● MATERIAL TO PROCESS
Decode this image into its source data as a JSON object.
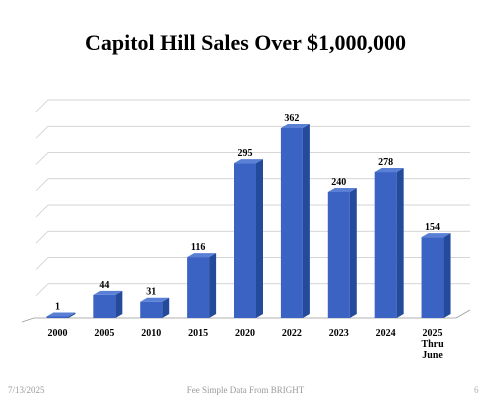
{
  "chart_data": {
    "type": "bar",
    "title": "Capitol Hill Sales Over $1,000,000",
    "categories": [
      "2000",
      "2005",
      "2010",
      "2015",
      "2020",
      "2022",
      "2023",
      "2024",
      "2025 Thru June"
    ],
    "values": [
      1,
      44,
      31,
      116,
      295,
      362,
      240,
      278,
      154
    ],
    "ylim": [
      0,
      400
    ],
    "grid": true,
    "bar_color": "#3b63c4"
  },
  "footer": {
    "date": "7/13/2025",
    "source": "Fee Simple Data From BRIGHT",
    "page": "6"
  }
}
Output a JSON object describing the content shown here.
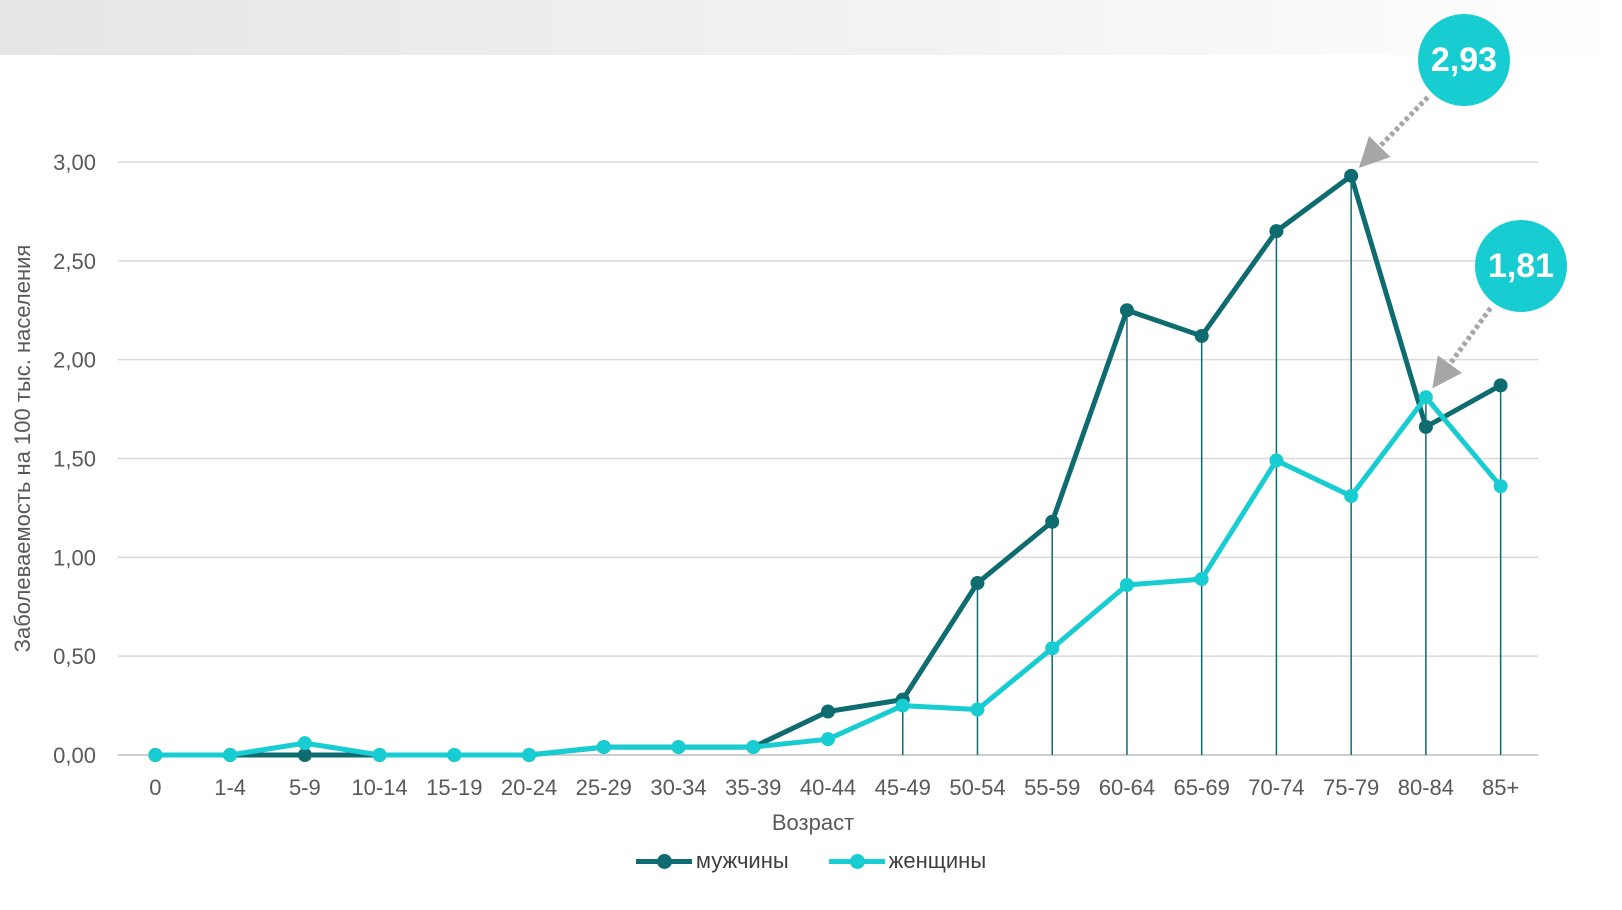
{
  "chart_data": {
    "type": "line",
    "title": "",
    "xlabel": "Возраст",
    "ylabel": "Заболеваемость на 100 тыс. населения",
    "categories": [
      "0",
      "1-4",
      "5-9",
      "10-14",
      "15-19",
      "20-24",
      "25-29",
      "30-34",
      "35-39",
      "40-44",
      "45-49",
      "50-54",
      "55-59",
      "60-64",
      "65-69",
      "70-74",
      "75-79",
      "80-84",
      "85+"
    ],
    "ylim": [
      0,
      3
    ],
    "yticks": [
      "0,00",
      "0,50",
      "1,00",
      "1,50",
      "2,00",
      "2,50",
      "3,00"
    ],
    "grid": true,
    "legend_position": "bottom",
    "series": [
      {
        "name": "мужчины",
        "color": "#0e6b70",
        "values": [
          0,
          0,
          0,
          0,
          0,
          0,
          0.04,
          0.04,
          0.04,
          0.22,
          0.28,
          0.87,
          1.18,
          2.25,
          2.12,
          2.65,
          2.93,
          1.66,
          1.87
        ]
      },
      {
        "name": "женщины",
        "color": "#17cdd2",
        "values": [
          0,
          0,
          0.06,
          0,
          0,
          0,
          0.04,
          0.04,
          0.04,
          0.08,
          0.25,
          0.23,
          0.54,
          0.86,
          0.89,
          1.49,
          1.31,
          1.81,
          1.36
        ]
      }
    ],
    "annotations": [
      {
        "label": "2,93",
        "series": 0,
        "category": "75-79"
      },
      {
        "label": "1,81",
        "series": 1,
        "category": "80-84"
      }
    ],
    "callout_color": "#17cdd2"
  }
}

● TASK DESCRIPTION
Give only the number of lines above that hold the string "title".

● WORKED SOLUTION
2